━━━━━ DOCUMENT

Center for Strategic Communication

[by Mark Safranski, a.k.a. “zen“]

As I mentioned previously, I was invited to be a contributor to the new (and evolving) e-zine The Chicago Progressive   where I will tackle much the same subjects that we do here, albeit for a general audience attuned toward music, culture and the arts instead of for the natsec nerds, strategy wonks and milblogger crowd. here’s my latest piece:

The Nature of the Menace 

While the 2014 election results which gave Republicans control over the next Congress promise a change of direction and increased conflict in Washington over hot-button issues like immigration reform and Obamacare, one issue that is not likely to change: American policy  toward Syria and ISIS. Republicans, no less than Democrats are deeply divided over what to do, as are key figures in the administration. Part of the problem is the nature of the menace posed by ISIS itself – violently barbaric, growing in strength and implacably hostile to the West, yet only indirectly threatening to America at best. The steady-stream of ISIS atrocities keep it on the front pages – along with demands that the Obama administration “do something” – without ISIS taking actions threatening enough to Americans justify the risk of a major US response.

The truth is that despite lurid stories of ISIS operatives infiltrating over the Rio Grande leaving a trail of prayer rugs and jihadi literature in their wake, the threat of acts of major domestic terrorism by ISIS foreign fighters is remote. Unlike al Qaida, which was always primarily an elite transnational terrorist group looking to strike America, ISIS is predominantly a regionally based mass-movement insurgency rooted radicalized Sunni Arab theology and anti-Shia grievances. ISIS gains political traction for its brand of extreme religious violence outside of Iraq and Syria only where similar ethnic and sectarian demographics and anarchy prevail – like in the Sinai and Libya, as Der Spiegel reported last week.

The strategic threat posed by ISIS to the United States is fairly limited and mostly indirect, coming mostly from secondary or long term effects that are adverse to longstanding American interests:

a) Ideological – Every ISIS success helps inspire a hyper-radicalization of young, angry, Sunni Arab males into a generation of crypto-mahdist revolutionaries akin to the radical wave of terrorism and revolt inspired by the Bolshevik Revolution in 1917 (ex. Bela Kuhn, Mao, Ho, the Bavarian Soviet, Comintern etc.). This potential fallout is the most serious threat to regional stability in the Mideast and is already happening.

━━━━━━━━━━

GOAL :: From the piece on ISIS, list every example given in parentheses of the radical wave inspired by the Bolshevik Revolution.

━━━━━ RAW DATA

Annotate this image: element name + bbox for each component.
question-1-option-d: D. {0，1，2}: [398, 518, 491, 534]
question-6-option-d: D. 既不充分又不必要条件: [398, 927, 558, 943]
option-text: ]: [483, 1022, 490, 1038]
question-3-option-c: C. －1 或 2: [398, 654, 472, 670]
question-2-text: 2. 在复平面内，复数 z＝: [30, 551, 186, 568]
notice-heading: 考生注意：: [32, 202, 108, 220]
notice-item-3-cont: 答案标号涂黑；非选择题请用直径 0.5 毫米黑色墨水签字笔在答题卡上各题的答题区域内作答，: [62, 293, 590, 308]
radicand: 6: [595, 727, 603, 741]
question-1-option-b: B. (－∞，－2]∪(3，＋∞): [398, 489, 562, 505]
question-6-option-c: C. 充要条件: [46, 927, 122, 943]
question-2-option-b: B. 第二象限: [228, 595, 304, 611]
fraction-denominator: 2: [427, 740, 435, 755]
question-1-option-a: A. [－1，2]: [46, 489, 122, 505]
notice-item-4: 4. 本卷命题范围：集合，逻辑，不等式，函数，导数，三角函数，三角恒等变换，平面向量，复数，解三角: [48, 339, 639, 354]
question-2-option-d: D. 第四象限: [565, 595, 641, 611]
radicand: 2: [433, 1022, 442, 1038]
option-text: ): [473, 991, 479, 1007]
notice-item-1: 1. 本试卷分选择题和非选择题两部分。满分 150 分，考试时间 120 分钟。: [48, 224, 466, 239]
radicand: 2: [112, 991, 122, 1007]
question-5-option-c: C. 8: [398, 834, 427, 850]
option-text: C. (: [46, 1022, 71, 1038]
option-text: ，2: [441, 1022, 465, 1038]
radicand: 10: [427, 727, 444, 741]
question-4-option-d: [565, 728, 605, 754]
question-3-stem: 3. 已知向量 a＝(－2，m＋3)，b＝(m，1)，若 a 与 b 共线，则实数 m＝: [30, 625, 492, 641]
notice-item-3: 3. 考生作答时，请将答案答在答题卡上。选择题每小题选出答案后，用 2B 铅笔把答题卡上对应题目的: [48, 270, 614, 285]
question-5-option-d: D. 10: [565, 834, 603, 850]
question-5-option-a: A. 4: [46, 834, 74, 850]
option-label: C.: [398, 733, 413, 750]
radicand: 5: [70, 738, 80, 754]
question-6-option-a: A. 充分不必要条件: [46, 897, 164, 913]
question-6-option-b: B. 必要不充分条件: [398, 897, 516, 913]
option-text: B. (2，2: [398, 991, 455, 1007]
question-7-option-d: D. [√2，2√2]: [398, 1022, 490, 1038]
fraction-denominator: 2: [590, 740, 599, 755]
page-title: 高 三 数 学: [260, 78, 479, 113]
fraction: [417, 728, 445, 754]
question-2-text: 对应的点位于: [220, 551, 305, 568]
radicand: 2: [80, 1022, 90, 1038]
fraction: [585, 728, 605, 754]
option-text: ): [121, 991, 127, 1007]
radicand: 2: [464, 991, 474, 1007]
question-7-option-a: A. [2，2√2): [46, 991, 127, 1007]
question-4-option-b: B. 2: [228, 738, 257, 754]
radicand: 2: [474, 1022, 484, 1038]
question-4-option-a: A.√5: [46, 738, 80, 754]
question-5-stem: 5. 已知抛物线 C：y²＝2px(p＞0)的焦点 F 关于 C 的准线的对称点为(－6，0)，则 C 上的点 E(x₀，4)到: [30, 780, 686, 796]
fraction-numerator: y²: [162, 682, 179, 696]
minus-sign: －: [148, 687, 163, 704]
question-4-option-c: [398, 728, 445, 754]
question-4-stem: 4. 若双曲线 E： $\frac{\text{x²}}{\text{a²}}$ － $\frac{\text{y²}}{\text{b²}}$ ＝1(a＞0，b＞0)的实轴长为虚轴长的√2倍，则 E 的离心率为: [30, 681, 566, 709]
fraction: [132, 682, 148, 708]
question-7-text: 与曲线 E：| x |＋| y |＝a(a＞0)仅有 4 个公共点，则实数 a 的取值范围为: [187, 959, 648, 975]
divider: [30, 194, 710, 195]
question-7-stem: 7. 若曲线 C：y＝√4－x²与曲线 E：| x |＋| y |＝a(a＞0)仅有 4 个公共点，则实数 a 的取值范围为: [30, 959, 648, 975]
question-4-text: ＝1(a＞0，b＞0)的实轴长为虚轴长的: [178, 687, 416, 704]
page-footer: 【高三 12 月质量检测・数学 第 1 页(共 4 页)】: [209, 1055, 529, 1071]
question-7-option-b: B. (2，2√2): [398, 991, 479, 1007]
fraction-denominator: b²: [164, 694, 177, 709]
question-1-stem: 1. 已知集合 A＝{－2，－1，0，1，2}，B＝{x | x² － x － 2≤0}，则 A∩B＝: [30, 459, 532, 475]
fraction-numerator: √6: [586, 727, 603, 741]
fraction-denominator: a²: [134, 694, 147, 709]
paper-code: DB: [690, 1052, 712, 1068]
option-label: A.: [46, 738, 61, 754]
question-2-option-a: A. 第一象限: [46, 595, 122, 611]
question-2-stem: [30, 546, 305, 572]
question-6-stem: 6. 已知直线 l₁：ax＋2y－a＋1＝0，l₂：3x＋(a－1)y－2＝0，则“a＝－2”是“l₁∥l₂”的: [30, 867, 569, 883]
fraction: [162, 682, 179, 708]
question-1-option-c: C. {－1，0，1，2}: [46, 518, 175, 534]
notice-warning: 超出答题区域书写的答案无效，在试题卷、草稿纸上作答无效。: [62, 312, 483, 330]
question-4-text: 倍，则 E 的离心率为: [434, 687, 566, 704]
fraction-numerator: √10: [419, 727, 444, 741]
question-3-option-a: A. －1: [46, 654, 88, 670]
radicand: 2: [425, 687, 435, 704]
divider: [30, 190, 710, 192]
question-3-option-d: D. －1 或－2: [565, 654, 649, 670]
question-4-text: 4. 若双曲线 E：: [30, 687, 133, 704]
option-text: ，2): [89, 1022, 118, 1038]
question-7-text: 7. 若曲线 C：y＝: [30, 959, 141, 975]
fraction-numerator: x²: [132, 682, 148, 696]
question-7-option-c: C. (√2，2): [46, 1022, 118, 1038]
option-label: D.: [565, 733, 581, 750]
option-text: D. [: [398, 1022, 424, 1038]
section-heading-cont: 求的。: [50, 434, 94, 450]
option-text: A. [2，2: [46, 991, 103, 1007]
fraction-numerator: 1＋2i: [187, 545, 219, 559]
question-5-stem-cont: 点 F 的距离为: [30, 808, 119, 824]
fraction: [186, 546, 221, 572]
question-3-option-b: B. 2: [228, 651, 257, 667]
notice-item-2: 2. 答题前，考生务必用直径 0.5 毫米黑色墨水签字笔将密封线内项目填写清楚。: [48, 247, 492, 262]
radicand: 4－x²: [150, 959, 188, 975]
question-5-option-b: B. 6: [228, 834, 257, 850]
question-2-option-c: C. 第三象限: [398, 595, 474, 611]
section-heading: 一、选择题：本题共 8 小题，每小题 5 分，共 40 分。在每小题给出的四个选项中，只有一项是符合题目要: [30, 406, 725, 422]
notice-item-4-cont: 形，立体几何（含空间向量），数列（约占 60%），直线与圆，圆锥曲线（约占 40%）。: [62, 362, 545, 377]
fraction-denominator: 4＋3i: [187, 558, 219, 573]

━━━━━━━━━━

SOLUTION TO THE PROBLEM :: Bela Kuhn, Mao, Ho, the Bavarian Soviet, Comintern